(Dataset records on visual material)
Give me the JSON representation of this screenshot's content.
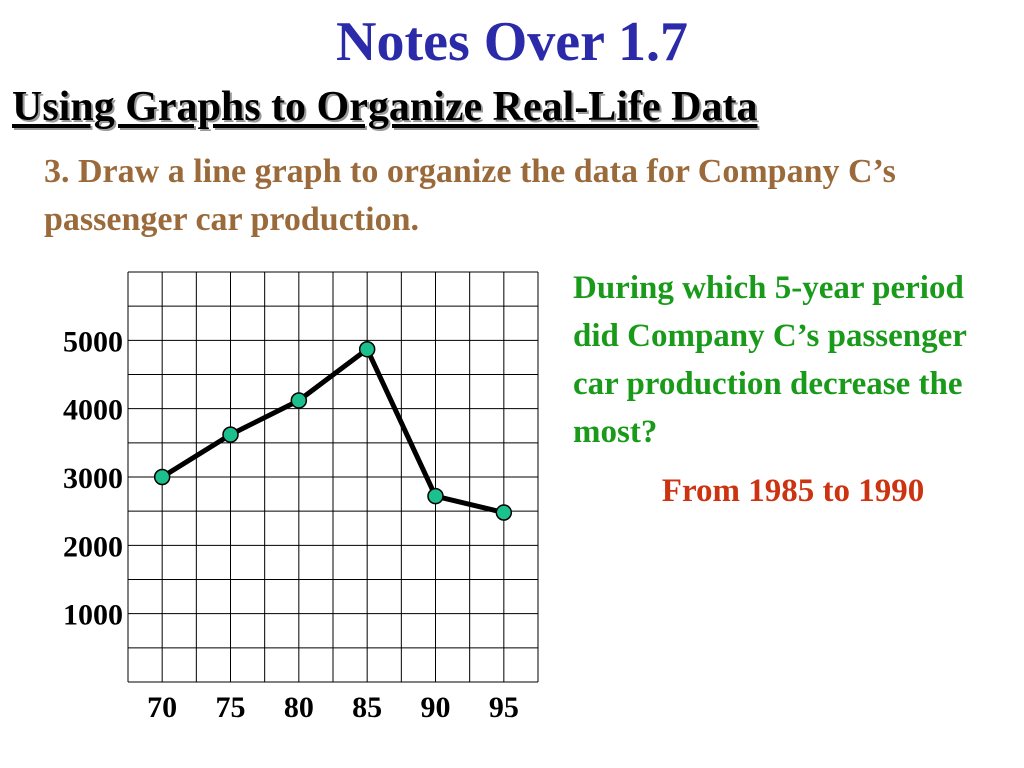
{
  "header": {
    "title": "Notes Over 1.7",
    "subtitle": "Using Graphs to Organize Real-Life Data"
  },
  "problem": {
    "text": "3. Draw a line graph to organize the data for Company C’s passenger car production."
  },
  "question": {
    "text": "During which 5-year period did Company C’s passenger car production decrease the most?",
    "answer": "From 1985 to 1990"
  },
  "chart_data": {
    "type": "line",
    "title": "",
    "xlabel": "",
    "ylabel": "",
    "x": [
      70,
      75,
      80,
      85,
      90,
      95
    ],
    "x_tick_labels": [
      "70",
      "75",
      "80",
      "85",
      "90",
      "95"
    ],
    "y_tick_values": [
      1000,
      2000,
      3000,
      4000,
      5000
    ],
    "y_tick_labels": [
      "1000",
      "2000",
      "3000",
      "4000",
      "5000"
    ],
    "series": [
      {
        "values": [
          3000,
          3620,
          4120,
          4870,
          2720,
          2480
        ]
      }
    ],
    "xlim": [
      67.5,
      97.5
    ],
    "ylim": [
      0,
      6000
    ],
    "grid": true,
    "colors": {
      "line": "#000000",
      "marker": "#1cc08e",
      "grid": "#000000"
    }
  }
}
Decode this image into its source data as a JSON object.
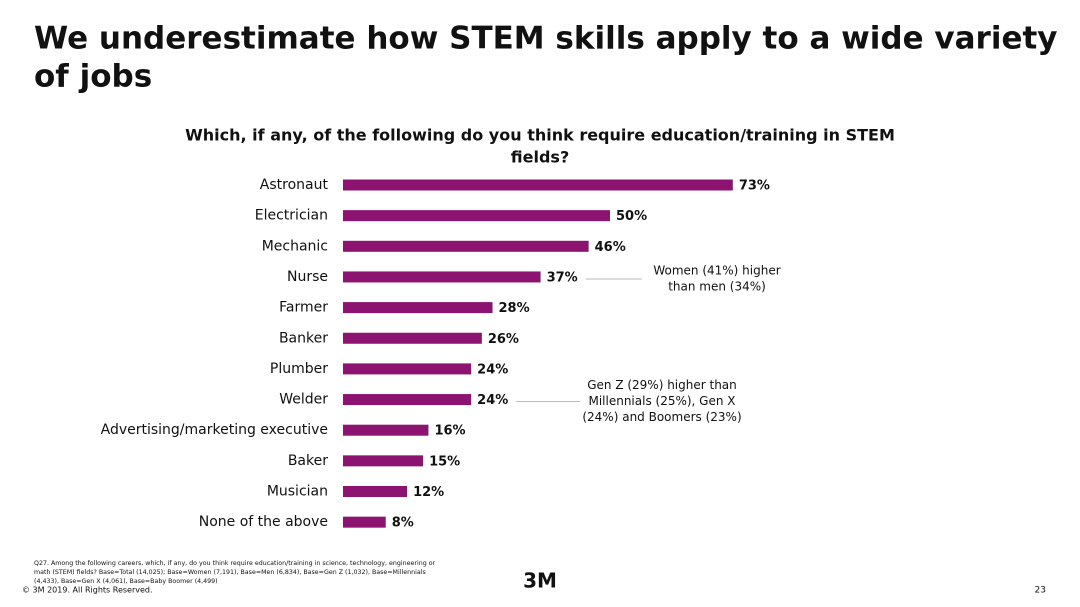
{
  "slide": {
    "heading": [
      "We underestimate how STEM skills apply to a wide variety",
      "of jobs"
    ],
    "footnote": [
      "Q27. Among the following careers, which, if any, do you think require education/training in science, technology, engineering or",
      "math (STEM) fields? Base=Total (14,025); Base=Women (7,191), Base=Men (6,834), Base=Gen Z (1,032), Base=Millennials",
      "(4,433), Base=Gen X (4,061), Base=Baby Boomer (4,499)"
    ],
    "copyright": "© 3M 2019.   All Rights Reserved.",
    "logo": "3M",
    "page_number": "23"
  },
  "chart_data": {
    "type": "bar",
    "orientation": "horizontal",
    "title": [
      "Which, if any, of the following do you think require education/training in STEM",
      "fields?"
    ],
    "categories": [
      "Astronaut",
      "Electrician",
      "Mechanic",
      "Nurse",
      "Farmer",
      "Banker",
      "Plumber",
      "Welder",
      "Advertising/marketing executive",
      "Baker",
      "Musician",
      "None of the above"
    ],
    "values": [
      73,
      50,
      46,
      37,
      28,
      26,
      24,
      24,
      16,
      15,
      12,
      8
    ],
    "value_labels": [
      "73%",
      "50%",
      "46%",
      "37%",
      "28%",
      "26%",
      "24%",
      "24%",
      "16%",
      "15%",
      "12%",
      "8%"
    ],
    "color": "#8c1470",
    "annotations": [
      {
        "category": 3,
        "lines": [
          "Women (41%) higher",
          "than men (34%)"
        ]
      },
      {
        "category": 7,
        "lines": [
          "Gen Z (29%) higher than",
          "Millennials (25%), Gen X",
          "(24%) and Boomers (23%)"
        ]
      }
    ]
  }
}
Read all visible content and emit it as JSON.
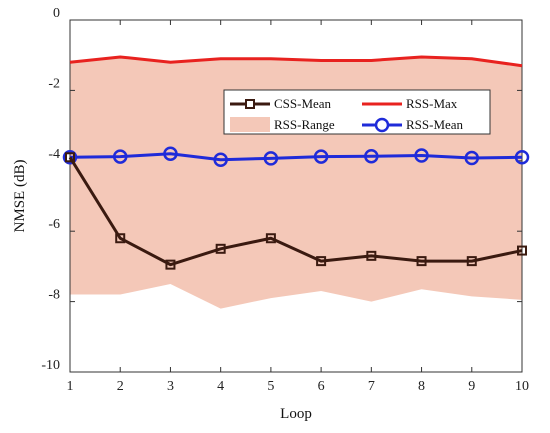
{
  "chart_data": {
    "type": "line",
    "xlabel": "Loop",
    "ylabel": "NMSE (dB)",
    "xlim": [
      1,
      10
    ],
    "ylim": [
      -10,
      0
    ],
    "xticks": [
      1,
      2,
      3,
      4,
      5,
      6,
      7,
      8,
      9,
      10
    ],
    "yticks": [
      0,
      -2,
      -4,
      -6,
      -8,
      -10
    ],
    "grid": false,
    "legend_position": "top-center",
    "x": [
      1,
      2,
      3,
      4,
      5,
      6,
      7,
      8,
      9,
      10
    ],
    "range": {
      "name": "RSS-Range",
      "color": "#f4c8b8",
      "lower": [
        -7.8,
        -7.8,
        -7.5,
        -8.2,
        -7.9,
        -7.7,
        -8.0,
        -7.65,
        -7.85,
        -7.95
      ],
      "upper": [
        -1.2,
        -1.05,
        -1.2,
        -1.1,
        -1.1,
        -1.15,
        -1.15,
        -1.05,
        -1.1,
        -1.3
      ]
    },
    "series": [
      {
        "name": "CSS-Mean",
        "color": "#3a1a10",
        "marker": "square",
        "values": [
          -3.9,
          -6.2,
          -6.95,
          -6.5,
          -6.2,
          -6.85,
          -6.7,
          -6.85,
          -6.85,
          -6.55
        ]
      },
      {
        "name": "RSS-Max",
        "color": "#e8221f",
        "marker": "none",
        "values": [
          -1.2,
          -1.05,
          -1.2,
          -1.1,
          -1.1,
          -1.15,
          -1.15,
          -1.05,
          -1.1,
          -1.3
        ]
      },
      {
        "name": "RSS-Mean",
        "color": "#1f2bd9",
        "marker": "circle",
        "values": [
          -3.9,
          -3.88,
          -3.8,
          -3.97,
          -3.93,
          -3.88,
          -3.87,
          -3.85,
          -3.92,
          -3.9
        ]
      }
    ]
  }
}
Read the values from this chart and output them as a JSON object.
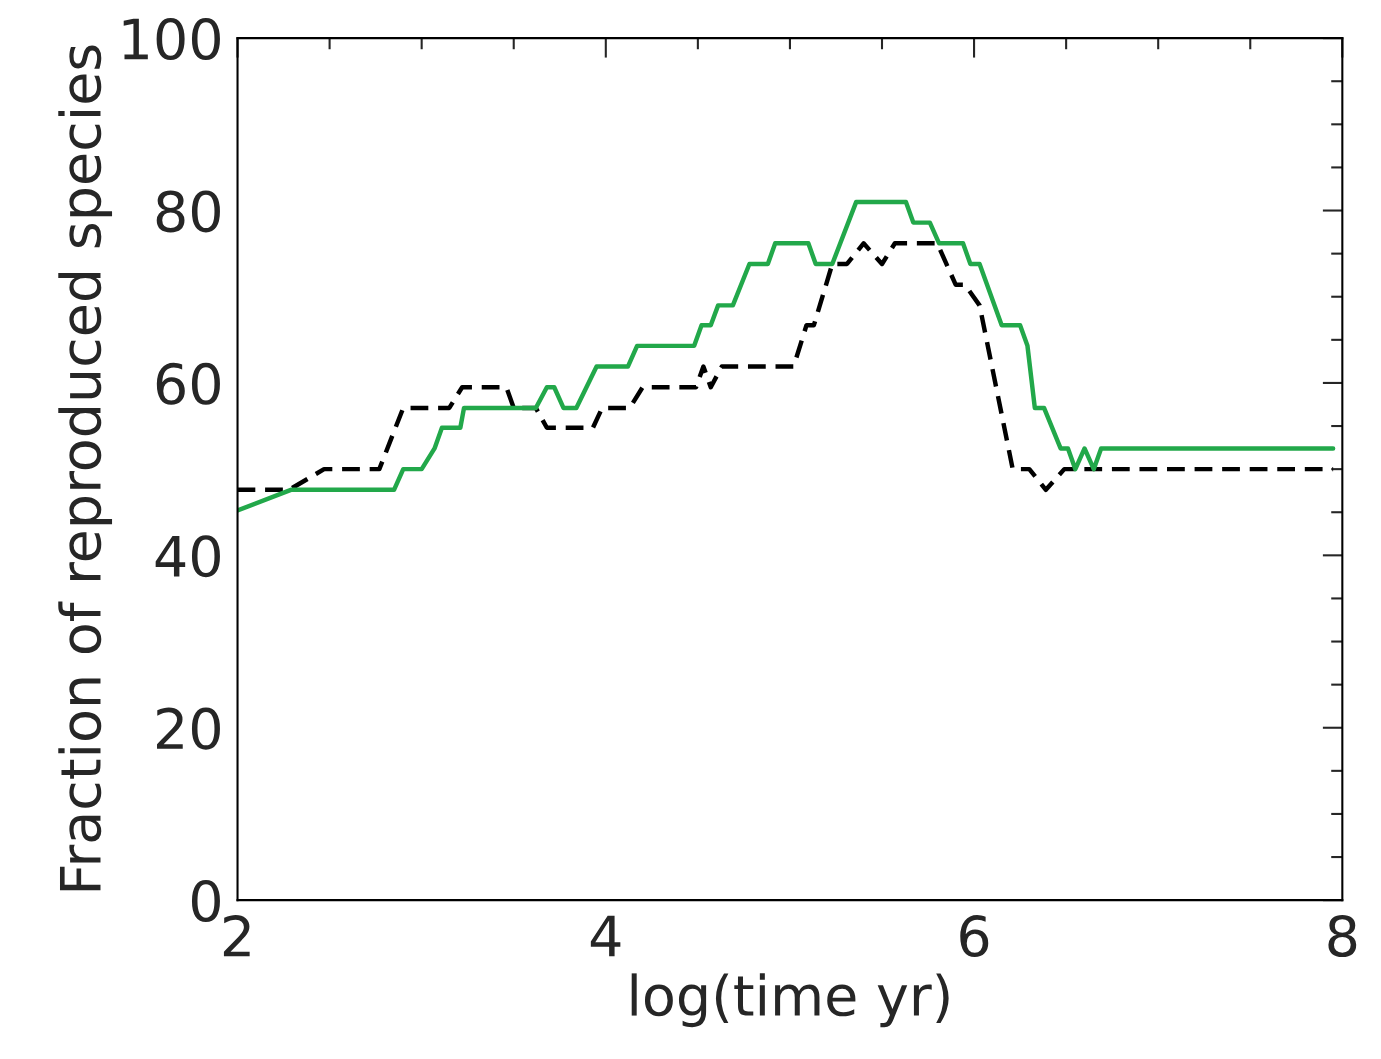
{
  "chart_data": {
    "type": "line",
    "xlabel": "log(time yr)",
    "ylabel": "Fraction of reproduced species",
    "xlim": [
      2,
      8
    ],
    "ylim": [
      0,
      100
    ],
    "xticks": [
      2,
      {
        "value": 2.5,
        "label": null
      },
      {
        "value": 3,
        "label": null
      },
      {
        "value": 3.5,
        "label": null
      },
      4,
      {
        "value": 4.5,
        "label": null
      },
      {
        "value": 5,
        "label": null
      },
      {
        "value": 5.5,
        "label": null
      },
      6,
      {
        "value": 6.5,
        "label": null
      },
      {
        "value": 7,
        "label": null
      },
      {
        "value": 7.5,
        "label": null
      },
      8
    ],
    "yticks": [
      0,
      {
        "value": 5,
        "label": null
      },
      {
        "value": 10,
        "label": null
      },
      {
        "value": 15,
        "label": null
      },
      20,
      {
        "value": 25,
        "label": null
      },
      {
        "value": 30,
        "label": null
      },
      {
        "value": 35,
        "label": null
      },
      40,
      {
        "value": 45,
        "label": null
      },
      {
        "value": 50,
        "label": null
      },
      {
        "value": 55,
        "label": null
      },
      60,
      {
        "value": 65,
        "label": null
      },
      {
        "value": 70,
        "label": null
      },
      {
        "value": 75,
        "label": null
      },
      80,
      {
        "value": 85,
        "label": null
      },
      {
        "value": 90,
        "label": null
      },
      {
        "value": 95,
        "label": null
      },
      100
    ],
    "grid": false,
    "legend": false,
    "marker": "none",
    "series": [
      {
        "color": "#000000",
        "line_style": "dashed",
        "x": [
          2.0,
          2.28,
          2.47,
          2.77,
          2.9,
          3.15,
          3.22,
          3.46,
          3.5,
          3.62,
          3.68,
          3.93,
          3.98,
          4.13,
          4.2,
          4.49,
          4.53,
          4.57,
          4.63,
          5.02,
          5.09,
          5.13,
          5.23,
          5.31,
          5.4,
          5.5,
          5.57,
          5.8,
          5.9,
          5.95,
          6.03,
          6.21,
          6.3,
          6.39,
          6.49,
          7.95
        ],
        "values": [
          47.6,
          47.6,
          50.0,
          50.0,
          57.1,
          57.1,
          59.5,
          59.5,
          57.1,
          57.1,
          54.8,
          54.8,
          57.1,
          57.1,
          59.5,
          59.5,
          61.9,
          59.5,
          61.9,
          61.9,
          66.7,
          66.7,
          73.8,
          73.8,
          76.2,
          73.8,
          76.2,
          76.2,
          71.4,
          71.4,
          69.0,
          50.0,
          50.0,
          47.6,
          50.0,
          50.0
        ]
      },
      {
        "color": "#22a84a",
        "line_style": "solid",
        "x": [
          2.0,
          2.29,
          2.85,
          2.9,
          3.0,
          3.07,
          3.11,
          3.21,
          3.23,
          3.62,
          3.68,
          3.72,
          3.77,
          3.84,
          3.95,
          4.12,
          4.17,
          4.48,
          4.52,
          4.57,
          4.61,
          4.69,
          4.78,
          4.88,
          4.92,
          5.1,
          5.14,
          5.23,
          5.36,
          5.63,
          5.67,
          5.76,
          5.81,
          5.94,
          5.98,
          6.03,
          6.15,
          6.25,
          6.29,
          6.33,
          6.38,
          6.47,
          6.51,
          6.55,
          6.6,
          6.65,
          6.69,
          7.95
        ],
        "values": [
          45.2,
          47.6,
          47.6,
          50.0,
          50.0,
          52.4,
          54.8,
          54.8,
          57.1,
          57.1,
          59.5,
          59.5,
          57.1,
          57.1,
          61.9,
          61.9,
          64.3,
          64.3,
          66.7,
          66.7,
          69.0,
          69.0,
          73.8,
          73.8,
          76.2,
          76.2,
          73.8,
          73.8,
          81.0,
          81.0,
          78.6,
          78.6,
          76.2,
          76.2,
          73.8,
          73.8,
          66.7,
          66.7,
          64.3,
          57.1,
          57.1,
          52.4,
          52.4,
          50.0,
          52.4,
          50.0,
          52.4,
          52.4
        ]
      }
    ]
  }
}
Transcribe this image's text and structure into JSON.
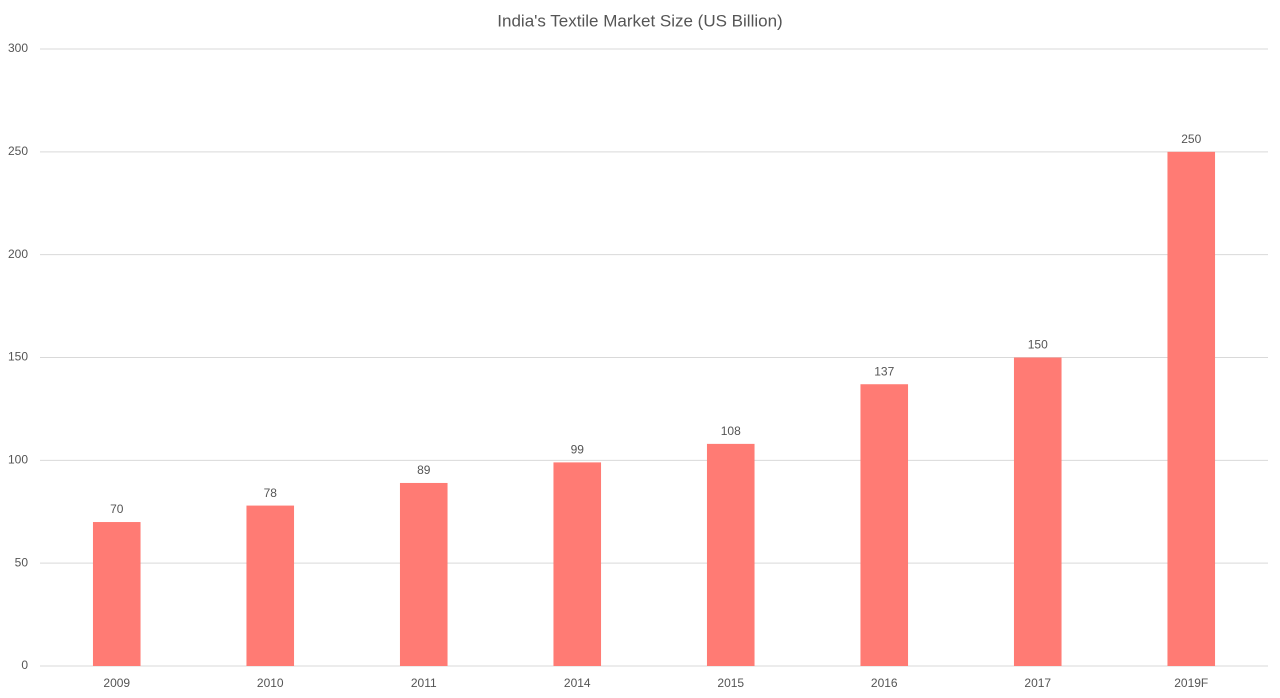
{
  "chart_data": {
    "type": "bar",
    "title": "India's Textile Market Size (US Billion)",
    "categories": [
      "2009",
      "2010",
      "2011",
      "2014",
      "2015",
      "2016",
      "2017",
      "2019F"
    ],
    "values": [
      70,
      78,
      89,
      99,
      108,
      137,
      150,
      250
    ],
    "color": "#ff7b74",
    "ylim": [
      0,
      300
    ],
    "yticks": [
      0,
      50,
      100,
      150,
      200,
      250,
      300
    ],
    "grid": true
  }
}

TASK:
Gather up every line from the listing above in which the word "marker" occurs.

RESPONSE:
      "marker": "#1cc08e",
        "marker": "square",
        "marker": "none",
        "marker": "circle",
    "marker": "none",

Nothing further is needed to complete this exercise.